— begin —

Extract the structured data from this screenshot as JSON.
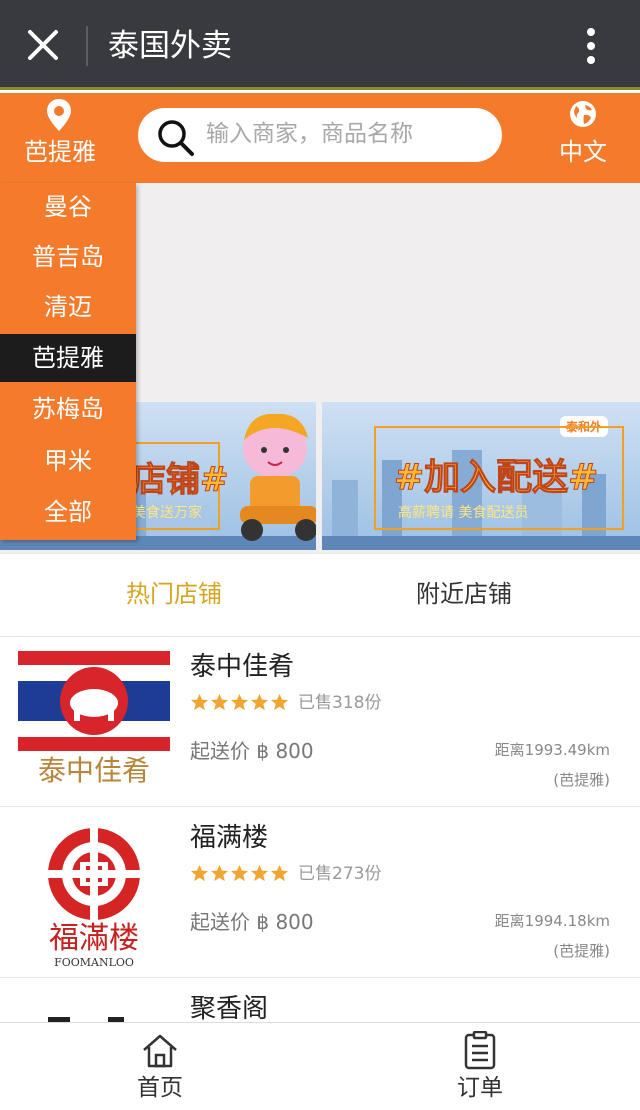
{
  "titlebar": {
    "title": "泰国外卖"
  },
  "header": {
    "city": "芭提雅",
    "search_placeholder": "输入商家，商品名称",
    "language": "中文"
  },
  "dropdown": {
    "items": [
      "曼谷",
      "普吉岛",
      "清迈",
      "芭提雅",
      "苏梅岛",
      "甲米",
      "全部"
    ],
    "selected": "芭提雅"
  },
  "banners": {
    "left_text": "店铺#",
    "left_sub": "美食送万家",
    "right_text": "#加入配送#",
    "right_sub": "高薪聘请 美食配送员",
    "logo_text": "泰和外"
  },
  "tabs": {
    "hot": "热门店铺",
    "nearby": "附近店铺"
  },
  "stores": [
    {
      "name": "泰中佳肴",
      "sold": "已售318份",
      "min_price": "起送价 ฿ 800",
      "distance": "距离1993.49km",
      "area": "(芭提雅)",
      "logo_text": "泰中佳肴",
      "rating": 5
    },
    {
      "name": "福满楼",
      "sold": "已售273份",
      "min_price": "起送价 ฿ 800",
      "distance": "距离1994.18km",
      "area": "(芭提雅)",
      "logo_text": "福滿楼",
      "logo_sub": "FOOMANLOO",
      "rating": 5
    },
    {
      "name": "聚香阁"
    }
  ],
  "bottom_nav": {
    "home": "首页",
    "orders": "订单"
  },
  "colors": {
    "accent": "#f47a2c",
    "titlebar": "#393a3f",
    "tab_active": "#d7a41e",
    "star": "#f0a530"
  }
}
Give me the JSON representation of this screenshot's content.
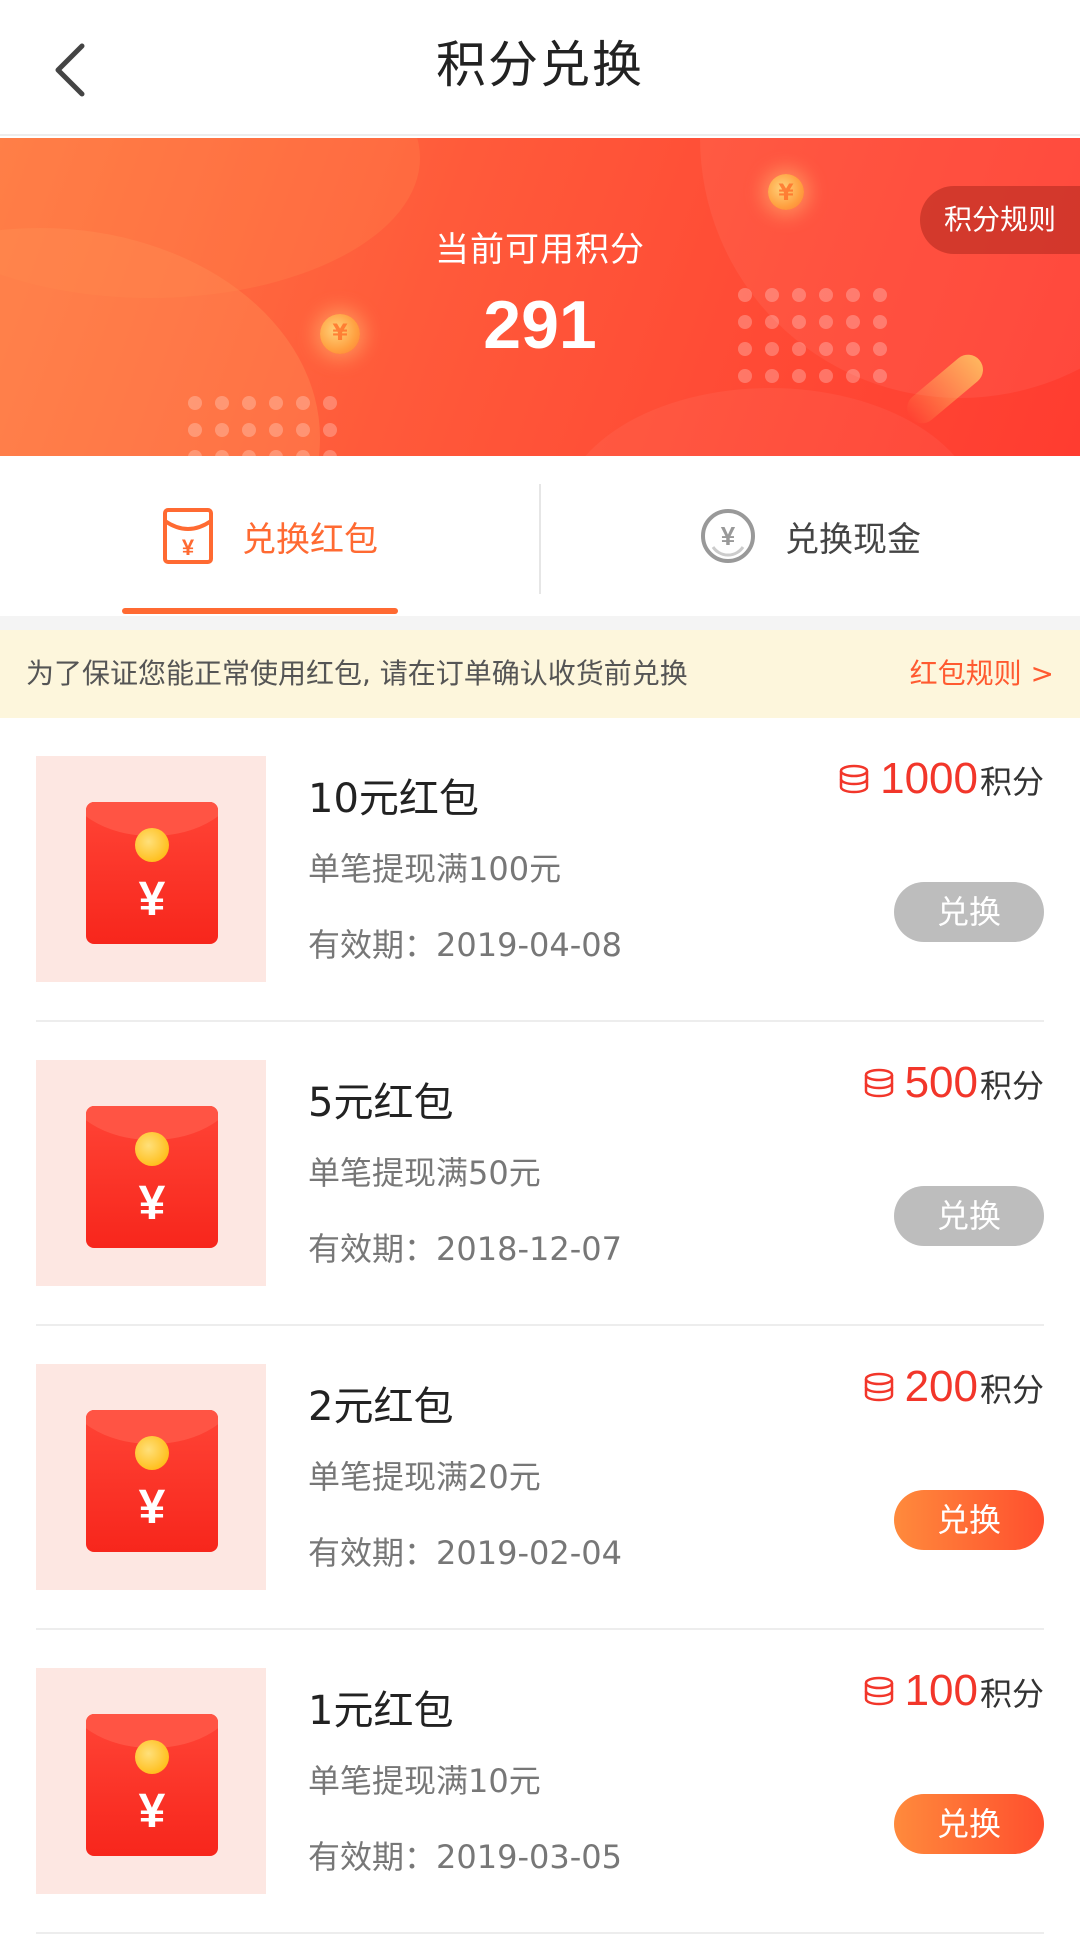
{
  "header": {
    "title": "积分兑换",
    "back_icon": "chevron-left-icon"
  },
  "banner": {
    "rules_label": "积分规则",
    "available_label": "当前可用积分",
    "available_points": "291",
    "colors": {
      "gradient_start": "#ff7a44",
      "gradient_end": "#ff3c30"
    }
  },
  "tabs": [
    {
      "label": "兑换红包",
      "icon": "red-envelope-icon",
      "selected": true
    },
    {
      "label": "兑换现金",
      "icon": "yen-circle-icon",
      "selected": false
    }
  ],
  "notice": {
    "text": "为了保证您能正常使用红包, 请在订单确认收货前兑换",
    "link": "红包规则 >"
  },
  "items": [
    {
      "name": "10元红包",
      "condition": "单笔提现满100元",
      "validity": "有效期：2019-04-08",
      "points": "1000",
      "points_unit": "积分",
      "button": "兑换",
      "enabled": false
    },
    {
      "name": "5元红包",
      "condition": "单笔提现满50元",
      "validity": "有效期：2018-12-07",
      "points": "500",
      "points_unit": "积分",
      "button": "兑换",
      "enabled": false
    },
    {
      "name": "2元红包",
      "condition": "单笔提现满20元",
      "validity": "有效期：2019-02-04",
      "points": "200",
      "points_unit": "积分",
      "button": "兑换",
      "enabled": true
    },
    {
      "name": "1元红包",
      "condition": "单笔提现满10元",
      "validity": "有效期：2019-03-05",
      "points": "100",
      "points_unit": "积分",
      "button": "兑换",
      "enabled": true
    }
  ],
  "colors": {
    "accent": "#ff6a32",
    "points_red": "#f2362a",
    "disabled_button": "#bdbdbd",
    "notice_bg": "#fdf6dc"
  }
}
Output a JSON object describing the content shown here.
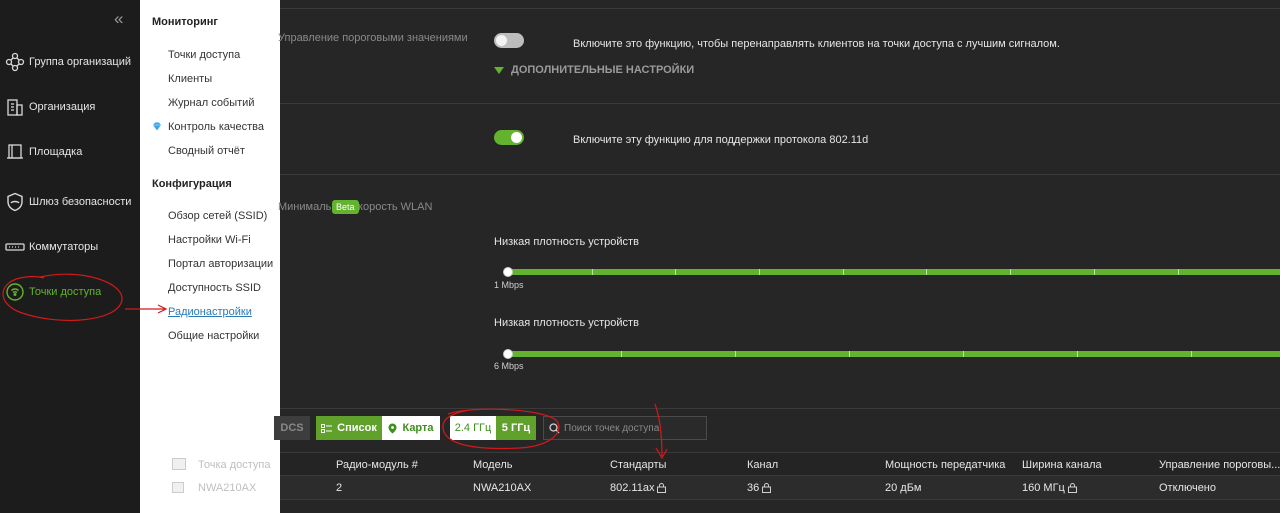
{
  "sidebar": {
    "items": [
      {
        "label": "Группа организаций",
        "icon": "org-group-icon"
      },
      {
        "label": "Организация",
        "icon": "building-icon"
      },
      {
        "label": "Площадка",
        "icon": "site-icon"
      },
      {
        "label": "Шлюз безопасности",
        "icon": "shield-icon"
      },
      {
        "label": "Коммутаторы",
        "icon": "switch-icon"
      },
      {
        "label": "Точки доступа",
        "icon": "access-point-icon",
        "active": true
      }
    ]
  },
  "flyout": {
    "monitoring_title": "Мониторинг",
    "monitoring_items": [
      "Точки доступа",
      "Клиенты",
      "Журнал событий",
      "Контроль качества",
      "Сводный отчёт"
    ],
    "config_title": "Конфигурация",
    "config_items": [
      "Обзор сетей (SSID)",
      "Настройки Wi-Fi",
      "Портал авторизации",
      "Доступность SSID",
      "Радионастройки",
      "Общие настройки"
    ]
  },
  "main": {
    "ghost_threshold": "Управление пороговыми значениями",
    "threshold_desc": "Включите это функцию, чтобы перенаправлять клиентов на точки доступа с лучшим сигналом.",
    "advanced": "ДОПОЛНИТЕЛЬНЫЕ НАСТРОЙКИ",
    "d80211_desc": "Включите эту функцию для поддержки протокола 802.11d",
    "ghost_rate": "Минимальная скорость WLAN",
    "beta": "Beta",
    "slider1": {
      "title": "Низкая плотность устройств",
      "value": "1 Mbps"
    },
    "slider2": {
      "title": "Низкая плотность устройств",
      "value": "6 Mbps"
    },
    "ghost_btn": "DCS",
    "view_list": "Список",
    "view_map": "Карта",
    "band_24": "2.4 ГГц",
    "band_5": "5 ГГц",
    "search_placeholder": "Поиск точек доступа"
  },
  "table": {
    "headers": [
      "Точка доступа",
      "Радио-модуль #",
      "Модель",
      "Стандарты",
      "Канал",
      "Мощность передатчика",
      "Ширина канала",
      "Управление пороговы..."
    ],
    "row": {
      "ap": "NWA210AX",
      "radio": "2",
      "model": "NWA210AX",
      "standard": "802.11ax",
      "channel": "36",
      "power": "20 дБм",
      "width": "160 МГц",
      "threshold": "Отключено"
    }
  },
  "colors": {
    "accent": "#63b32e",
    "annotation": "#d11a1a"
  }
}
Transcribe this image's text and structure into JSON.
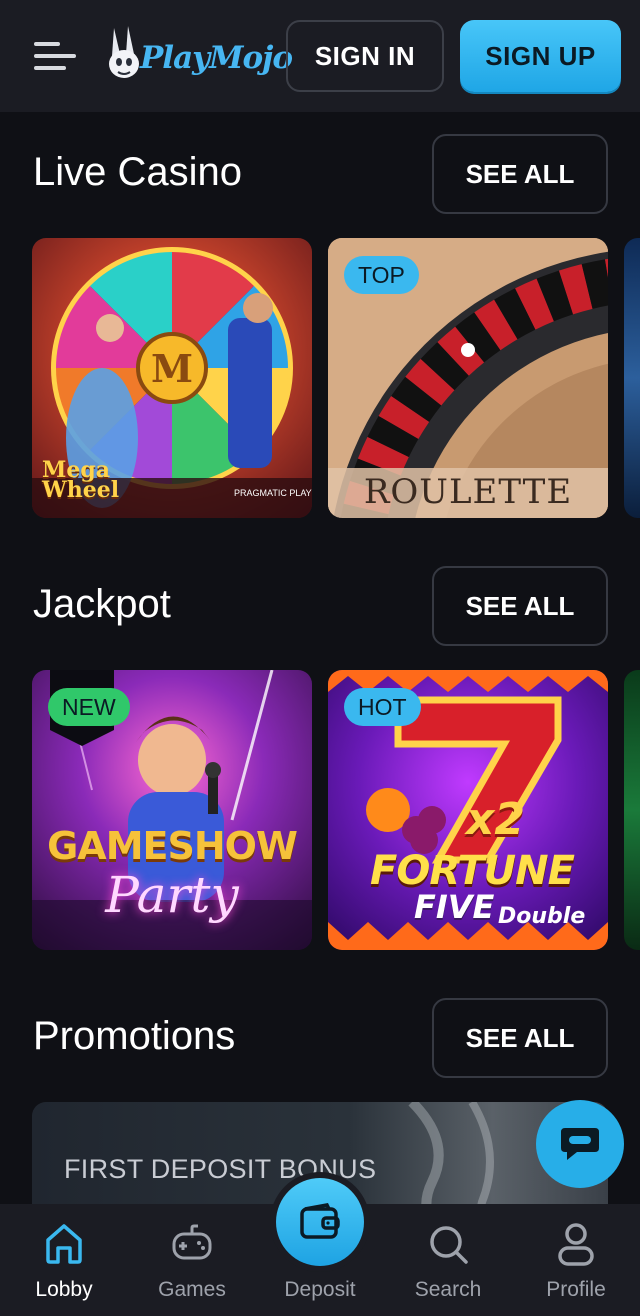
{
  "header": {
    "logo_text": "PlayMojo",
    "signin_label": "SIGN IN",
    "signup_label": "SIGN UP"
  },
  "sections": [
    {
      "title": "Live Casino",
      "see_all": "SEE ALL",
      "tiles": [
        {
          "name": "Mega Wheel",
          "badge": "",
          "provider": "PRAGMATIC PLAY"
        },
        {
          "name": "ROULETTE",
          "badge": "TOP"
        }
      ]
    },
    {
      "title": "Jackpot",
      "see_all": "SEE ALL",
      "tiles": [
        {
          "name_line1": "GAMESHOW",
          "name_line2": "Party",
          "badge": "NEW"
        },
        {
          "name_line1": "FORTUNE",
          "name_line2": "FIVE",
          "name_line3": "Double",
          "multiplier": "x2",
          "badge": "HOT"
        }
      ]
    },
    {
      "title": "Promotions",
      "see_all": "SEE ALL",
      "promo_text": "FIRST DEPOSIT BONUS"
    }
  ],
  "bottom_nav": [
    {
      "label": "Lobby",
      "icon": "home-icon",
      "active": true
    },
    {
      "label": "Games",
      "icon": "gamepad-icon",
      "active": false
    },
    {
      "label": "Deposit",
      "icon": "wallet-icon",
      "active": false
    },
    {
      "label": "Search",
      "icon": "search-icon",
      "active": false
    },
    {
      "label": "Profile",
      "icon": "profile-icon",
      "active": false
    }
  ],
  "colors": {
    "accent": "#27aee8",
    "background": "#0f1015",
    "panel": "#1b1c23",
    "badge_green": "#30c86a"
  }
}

— end —

#### WHAT IS ASKED
Your job is to transcribe the entries above exactly; skip the pictures.

#### SOLUTION TO THIS PROBLEM
Extract the structured data from this screenshot as JSON.
{
  "titlebar": {
    "title": "泰国外卖"
  },
  "header": {
    "city": "芭提雅",
    "search_placeholder": "输入商家，商品名称",
    "language": "中文"
  },
  "dropdown": {
    "items": [
      "曼谷",
      "普吉岛",
      "清迈",
      "芭提雅",
      "苏梅岛",
      "甲米",
      "全部"
    ],
    "selected": "芭提雅"
  },
  "banners": {
    "left_text": "店铺#",
    "left_sub": "美食送万家",
    "right_text": "#加入配送#",
    "right_sub": "高薪聘请 美食配送员",
    "logo_text": "泰和外"
  },
  "tabs": {
    "hot": "热门店铺",
    "nearby": "附近店铺"
  },
  "stores": [
    {
      "name": "泰中佳肴",
      "sold": "已售318份",
      "min_price": "起送价 ฿ 800",
      "distance": "距离1993.49km",
      "area": "(芭提雅)",
      "logo_text": "泰中佳肴",
      "rating": 5
    },
    {
      "name": "福满楼",
      "sold": "已售273份",
      "min_price": "起送价 ฿ 800",
      "distance": "距离1994.18km",
      "area": "(芭提雅)",
      "logo_text": "福滿楼",
      "logo_sub": "FOOMANLOO",
      "rating": 5
    },
    {
      "name": "聚香阁"
    }
  ],
  "bottom_nav": {
    "home": "首页",
    "orders": "订单"
  },
  "colors": {
    "accent": "#f47a2c",
    "titlebar": "#393a3f",
    "tab_active": "#d7a41e",
    "star": "#f0a530"
  }
}
Give me the JSON representation of this screenshot's content.
{
  "header": {
    "title": "积分兑换",
    "back_icon": "chevron-left-icon"
  },
  "banner": {
    "rules_label": "积分规则",
    "available_label": "当前可用积分",
    "available_points": "291",
    "colors": {
      "gradient_start": "#ff7a44",
      "gradient_end": "#ff3c30"
    }
  },
  "tabs": [
    {
      "label": "兑换红包",
      "icon": "red-envelope-icon",
      "selected": true
    },
    {
      "label": "兑换现金",
      "icon": "yen-circle-icon",
      "selected": false
    }
  ],
  "notice": {
    "text": "为了保证您能正常使用红包, 请在订单确认收货前兑换",
    "link": "红包规则 >"
  },
  "items": [
    {
      "name": "10元红包",
      "condition": "单笔提现满100元",
      "validity": "有效期：2019-04-08",
      "points": "1000",
      "points_unit": "积分",
      "button": "兑换",
      "enabled": false
    },
    {
      "name": "5元红包",
      "condition": "单笔提现满50元",
      "validity": "有效期：2018-12-07",
      "points": "500",
      "points_unit": "积分",
      "button": "兑换",
      "enabled": false
    },
    {
      "name": "2元红包",
      "condition": "单笔提现满20元",
      "validity": "有效期：2019-02-04",
      "points": "200",
      "points_unit": "积分",
      "button": "兑换",
      "enabled": true
    },
    {
      "name": "1元红包",
      "condition": "单笔提现满10元",
      "validity": "有效期：2019-03-05",
      "points": "100",
      "points_unit": "积分",
      "button": "兑换",
      "enabled": true
    }
  ],
  "colors": {
    "accent": "#ff6a32",
    "points_red": "#f2362a",
    "disabled_button": "#bdbdbd",
    "notice_bg": "#fdf6dc"
  }
}
Output a JSON object describing the content shown here.
{
  "sidebar": {
    "items": [
      {
        "label": "Группа организаций",
        "icon": "org-group-icon"
      },
      {
        "label": "Организация",
        "icon": "building-icon"
      },
      {
        "label": "Площадка",
        "icon": "site-icon"
      },
      {
        "label": "Шлюз безопасности",
        "icon": "shield-icon"
      },
      {
        "label": "Коммутаторы",
        "icon": "switch-icon"
      },
      {
        "label": "Точки доступа",
        "icon": "access-point-icon",
        "active": true
      }
    ]
  },
  "flyout": {
    "monitoring_title": "Мониторинг",
    "monitoring_items": [
      "Точки доступа",
      "Клиенты",
      "Журнал событий",
      "Контроль качества",
      "Сводный отчёт"
    ],
    "config_title": "Конфигурация",
    "config_items": [
      "Обзор сетей (SSID)",
      "Настройки Wi-Fi",
      "Портал авторизации",
      "Доступность SSID",
      "Радионастройки",
      "Общие настройки"
    ]
  },
  "main": {
    "ghost_threshold": "Управление пороговыми значениями",
    "threshold_desc": "Включите это функцию, чтобы перенаправлять клиентов на точки доступа с лучшим сигналом.",
    "advanced": "ДОПОЛНИТЕЛЬНЫЕ НАСТРОЙКИ",
    "d80211_desc": "Включите эту функцию для поддержки протокола 802.11d",
    "ghost_rate": "Минимальная скорость WLAN",
    "beta": "Beta",
    "slider1": {
      "title": "Низкая плотность устройств",
      "value": "1 Mbps"
    },
    "slider2": {
      "title": "Низкая плотность устройств",
      "value": "6 Mbps"
    },
    "ghost_btn": "DCS",
    "view_list": "Список",
    "view_map": "Карта",
    "band_24": "2.4 ГГц",
    "band_5": "5 ГГц",
    "search_placeholder": "Поиск точек доступа"
  },
  "table": {
    "headers": [
      "Точка доступа",
      "Радио-модуль #",
      "Модель",
      "Стандарты",
      "Канал",
      "Мощность передатчика",
      "Ширина канала",
      "Управление пороговы..."
    ],
    "row": {
      "ap": "NWA210AX",
      "radio": "2",
      "model": "NWA210AX",
      "standard": "802.11ax",
      "channel": "36",
      "power": "20 дБм",
      "width": "160 МГц",
      "threshold": "Отключено"
    }
  },
  "colors": {
    "accent": "#63b32e",
    "annotation": "#d11a1a"
  }
}
Transcribe this image's text and structure into JSON.
{
  "header": {
    "logo_text": "PlayMojo",
    "signin_label": "SIGN IN",
    "signup_label": "SIGN UP"
  },
  "sections": [
    {
      "title": "Live Casino",
      "see_all": "SEE ALL",
      "tiles": [
        {
          "name": "Mega Wheel",
          "badge": "",
          "provider": "PRAGMATIC PLAY"
        },
        {
          "name": "ROULETTE",
          "badge": "TOP"
        }
      ]
    },
    {
      "title": "Jackpot",
      "see_all": "SEE ALL",
      "tiles": [
        {
          "name_line1": "GAMESHOW",
          "name_line2": "Party",
          "badge": "NEW"
        },
        {
          "name_line1": "FORTUNE",
          "name_line2": "FIVE",
          "name_line3": "Double",
          "multiplier": "x2",
          "badge": "HOT"
        }
      ]
    },
    {
      "title": "Promotions",
      "see_all": "SEE ALL",
      "promo_text": "FIRST DEPOSIT BONUS"
    }
  ],
  "bottom_nav": [
    {
      "label": "Lobby",
      "icon": "home-icon",
      "active": true
    },
    {
      "label": "Games",
      "icon": "gamepad-icon",
      "active": false
    },
    {
      "label": "Deposit",
      "icon": "wallet-icon",
      "active": false
    },
    {
      "label": "Search",
      "icon": "search-icon",
      "active": false
    },
    {
      "label": "Profile",
      "icon": "profile-icon",
      "active": false
    }
  ],
  "colors": {
    "accent": "#27aee8",
    "background": "#0f1015",
    "panel": "#1b1c23",
    "badge_green": "#30c86a"
  }
}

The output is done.